* **Do this**: Find the lines that contain the word "согласно" and copy each one.

* **Supplied data**:
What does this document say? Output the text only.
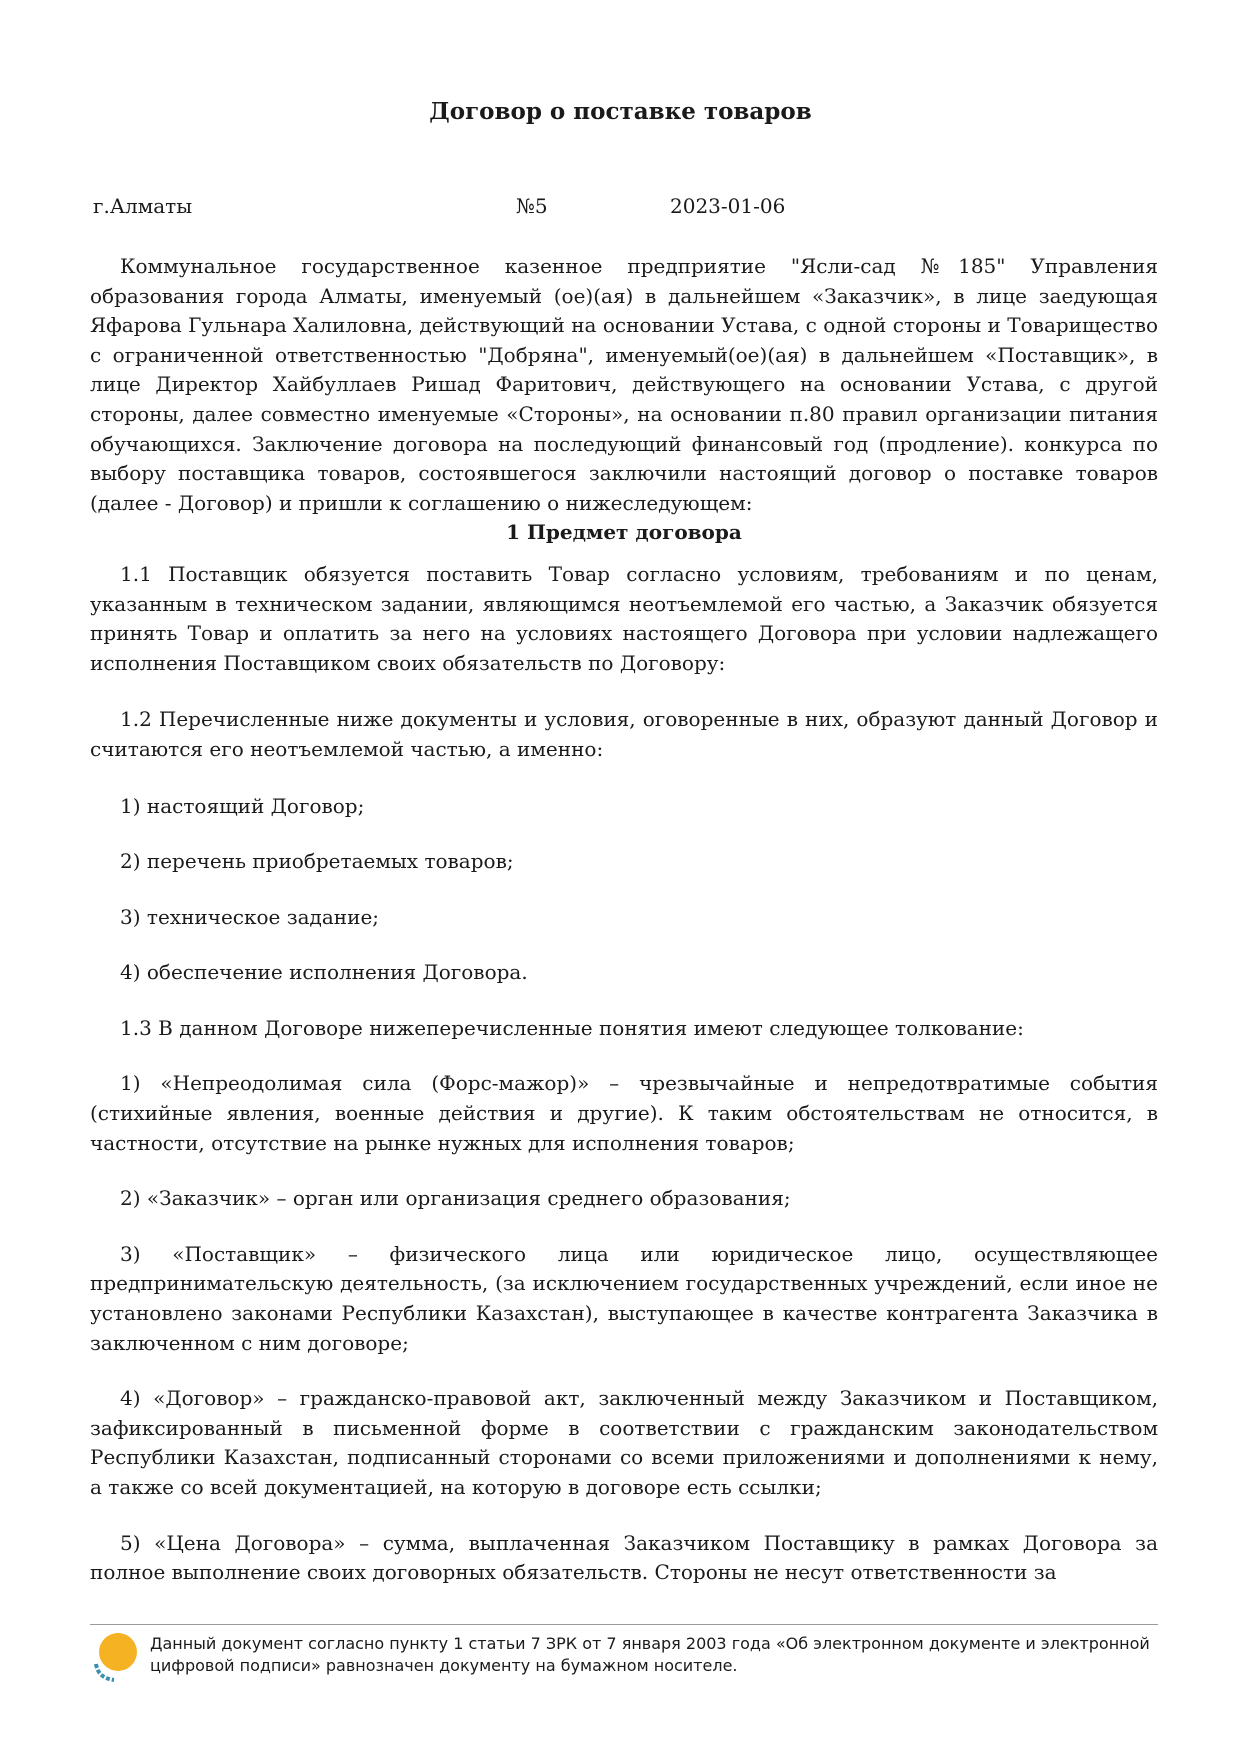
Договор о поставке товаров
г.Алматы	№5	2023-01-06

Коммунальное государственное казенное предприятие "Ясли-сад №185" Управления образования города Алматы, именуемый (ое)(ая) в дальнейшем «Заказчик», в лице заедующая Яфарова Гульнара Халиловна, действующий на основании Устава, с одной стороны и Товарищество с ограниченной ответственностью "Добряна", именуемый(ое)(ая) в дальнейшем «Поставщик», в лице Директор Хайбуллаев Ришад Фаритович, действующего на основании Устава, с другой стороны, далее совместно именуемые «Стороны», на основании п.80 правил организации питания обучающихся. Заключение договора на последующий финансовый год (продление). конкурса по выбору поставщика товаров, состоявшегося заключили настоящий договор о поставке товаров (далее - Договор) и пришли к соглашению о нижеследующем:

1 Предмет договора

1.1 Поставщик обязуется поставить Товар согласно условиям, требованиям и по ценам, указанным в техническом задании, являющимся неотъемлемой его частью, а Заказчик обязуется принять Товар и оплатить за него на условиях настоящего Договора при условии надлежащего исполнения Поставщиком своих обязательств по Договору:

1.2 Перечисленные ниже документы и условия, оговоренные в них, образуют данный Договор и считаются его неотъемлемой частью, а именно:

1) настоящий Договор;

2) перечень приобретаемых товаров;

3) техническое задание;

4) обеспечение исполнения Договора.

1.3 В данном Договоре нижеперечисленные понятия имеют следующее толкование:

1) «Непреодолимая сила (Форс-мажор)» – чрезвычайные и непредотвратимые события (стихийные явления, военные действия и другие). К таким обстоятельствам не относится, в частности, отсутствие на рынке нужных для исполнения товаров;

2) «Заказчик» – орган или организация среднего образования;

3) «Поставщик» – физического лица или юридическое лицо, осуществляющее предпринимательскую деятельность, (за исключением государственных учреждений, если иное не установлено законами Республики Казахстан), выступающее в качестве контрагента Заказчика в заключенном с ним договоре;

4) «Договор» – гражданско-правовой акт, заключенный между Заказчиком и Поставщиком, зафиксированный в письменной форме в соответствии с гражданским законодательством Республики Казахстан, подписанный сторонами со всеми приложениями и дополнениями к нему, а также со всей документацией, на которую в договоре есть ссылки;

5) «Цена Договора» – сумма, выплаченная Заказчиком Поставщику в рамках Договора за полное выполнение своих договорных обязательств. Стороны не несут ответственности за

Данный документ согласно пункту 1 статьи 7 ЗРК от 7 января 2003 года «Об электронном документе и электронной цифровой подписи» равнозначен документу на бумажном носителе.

* **Result below**:
1.1 Поставщик обязуется поставить Товар согласно условиям, требованиям и по ценам, указанным в техническом задании, являющимся неотъемлемой его частью, а Заказчик обязуется принять Товар и оплатить за него на условиях настоящего Договора при условии надлежащего исполнения Поставщиком своих обязательств по Договору:
Данный документ согласно пункту 1 статьи 7 ЗРК от 7 января 2003 года «Об электронном документе и электронной цифровой подписи» равнозначен документу на бумажном носителе.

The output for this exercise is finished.